Gather up every line that includes the string "enjeksiyon".

● ● ●

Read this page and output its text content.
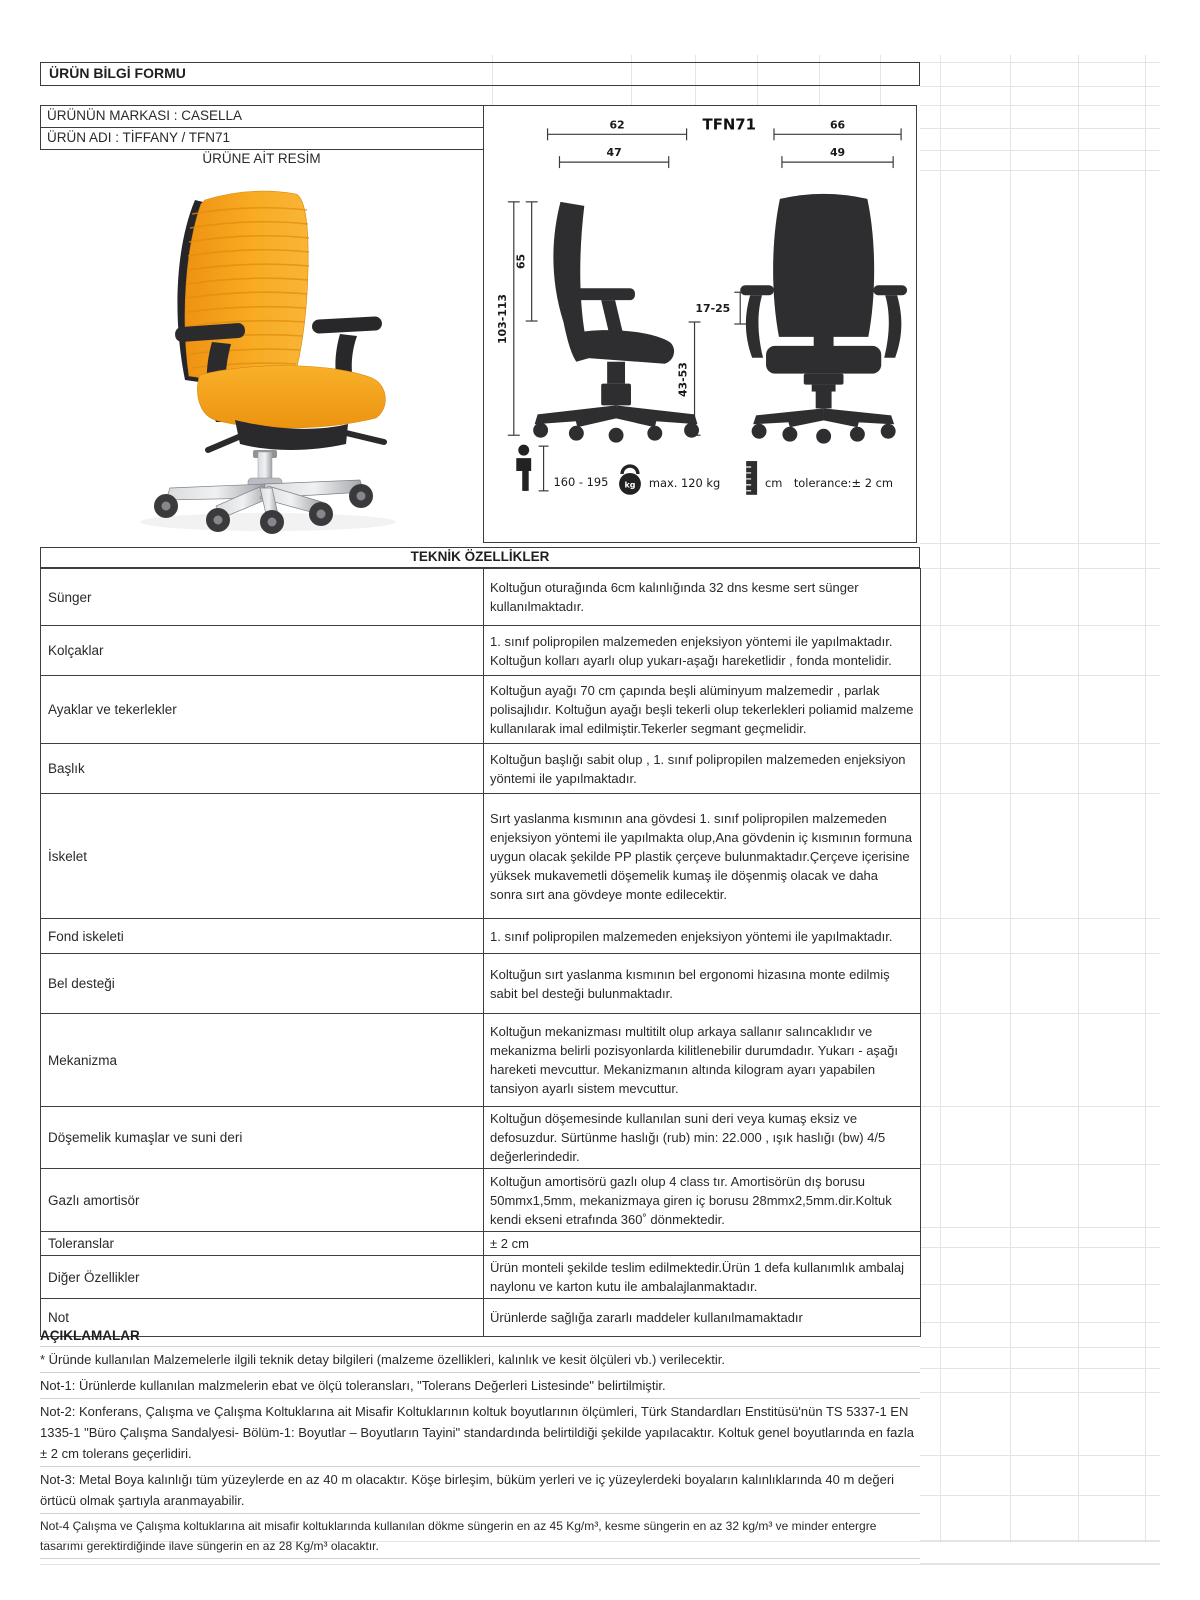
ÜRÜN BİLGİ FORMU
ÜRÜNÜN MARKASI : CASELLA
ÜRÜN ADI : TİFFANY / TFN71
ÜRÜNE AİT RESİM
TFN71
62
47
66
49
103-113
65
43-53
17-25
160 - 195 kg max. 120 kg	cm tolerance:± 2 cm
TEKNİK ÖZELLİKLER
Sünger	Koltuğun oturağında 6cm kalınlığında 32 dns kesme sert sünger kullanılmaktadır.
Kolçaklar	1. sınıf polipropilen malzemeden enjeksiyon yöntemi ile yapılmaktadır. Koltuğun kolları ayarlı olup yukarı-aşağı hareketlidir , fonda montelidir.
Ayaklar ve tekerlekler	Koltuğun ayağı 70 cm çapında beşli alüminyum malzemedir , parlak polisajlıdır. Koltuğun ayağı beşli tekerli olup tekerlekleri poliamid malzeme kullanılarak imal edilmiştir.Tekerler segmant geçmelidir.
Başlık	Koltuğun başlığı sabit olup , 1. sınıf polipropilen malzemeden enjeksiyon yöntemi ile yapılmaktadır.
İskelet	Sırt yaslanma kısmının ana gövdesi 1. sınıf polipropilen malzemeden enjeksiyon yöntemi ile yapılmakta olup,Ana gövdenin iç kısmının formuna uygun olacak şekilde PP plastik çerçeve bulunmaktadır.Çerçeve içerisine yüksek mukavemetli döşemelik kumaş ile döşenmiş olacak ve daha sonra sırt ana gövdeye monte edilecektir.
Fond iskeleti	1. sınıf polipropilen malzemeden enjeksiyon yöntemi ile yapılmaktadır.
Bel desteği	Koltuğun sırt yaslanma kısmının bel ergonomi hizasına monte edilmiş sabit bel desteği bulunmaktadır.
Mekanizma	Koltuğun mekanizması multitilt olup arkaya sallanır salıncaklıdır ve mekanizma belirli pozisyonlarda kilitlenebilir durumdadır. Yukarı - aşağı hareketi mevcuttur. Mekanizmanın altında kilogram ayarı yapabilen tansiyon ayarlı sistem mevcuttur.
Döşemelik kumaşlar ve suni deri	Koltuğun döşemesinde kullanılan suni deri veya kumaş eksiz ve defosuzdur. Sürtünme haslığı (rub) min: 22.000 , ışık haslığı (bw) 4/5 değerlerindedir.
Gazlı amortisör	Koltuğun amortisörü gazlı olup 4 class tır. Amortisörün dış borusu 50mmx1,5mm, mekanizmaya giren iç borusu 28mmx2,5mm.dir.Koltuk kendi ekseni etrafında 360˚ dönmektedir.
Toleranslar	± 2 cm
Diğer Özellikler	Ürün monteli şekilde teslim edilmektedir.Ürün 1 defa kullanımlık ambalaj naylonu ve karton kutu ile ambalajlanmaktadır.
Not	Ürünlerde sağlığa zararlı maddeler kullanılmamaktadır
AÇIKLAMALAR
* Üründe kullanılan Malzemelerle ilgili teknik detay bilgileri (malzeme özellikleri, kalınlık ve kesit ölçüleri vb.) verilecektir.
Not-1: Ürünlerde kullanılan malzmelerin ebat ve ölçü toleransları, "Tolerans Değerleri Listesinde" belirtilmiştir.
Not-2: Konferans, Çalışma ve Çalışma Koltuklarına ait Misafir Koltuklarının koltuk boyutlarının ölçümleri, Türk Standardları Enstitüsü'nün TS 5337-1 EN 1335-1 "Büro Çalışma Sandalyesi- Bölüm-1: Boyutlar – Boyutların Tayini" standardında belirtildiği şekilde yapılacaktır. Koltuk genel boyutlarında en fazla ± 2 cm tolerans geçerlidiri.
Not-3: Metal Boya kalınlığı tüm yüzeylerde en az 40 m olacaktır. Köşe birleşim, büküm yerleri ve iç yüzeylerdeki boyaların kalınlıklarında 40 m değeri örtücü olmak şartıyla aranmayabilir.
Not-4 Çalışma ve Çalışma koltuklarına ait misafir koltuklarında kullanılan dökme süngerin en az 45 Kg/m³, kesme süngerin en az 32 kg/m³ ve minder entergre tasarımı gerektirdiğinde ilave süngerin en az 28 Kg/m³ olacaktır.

● ● ●

● Result for this task
Kolçaklar	1. sınıf polipropilen malzemeden enjeksiyon yöntemi ile yapılmaktadır. Koltuğun kolları ayarlı olup yukarı-aşağı hareketlidir , fonda montelidir.
Başlık	Koltuğun başlığı sabit olup , 1. sınıf polipropilen malzemeden enjeksiyon yöntemi ile yapılmaktadır.
İskelet	Sırt yaslanma kısmının ana gövdesi 1. sınıf polipropilen malzemeden enjeksiyon yöntemi ile yapılmakta olup,Ana gövdenin iç kısmının formuna uygun olacak şekilde PP plastik çerçeve bulunmaktadır.Çerçeve içerisine yüksek mukavemetli döşemelik kumaş ile döşenmiş olacak ve daha sonra sırt ana gövdeye monte edilecektir.
Fond iskeleti	1. sınıf polipropilen malzemeden enjeksiyon yöntemi ile yapılmaktadır.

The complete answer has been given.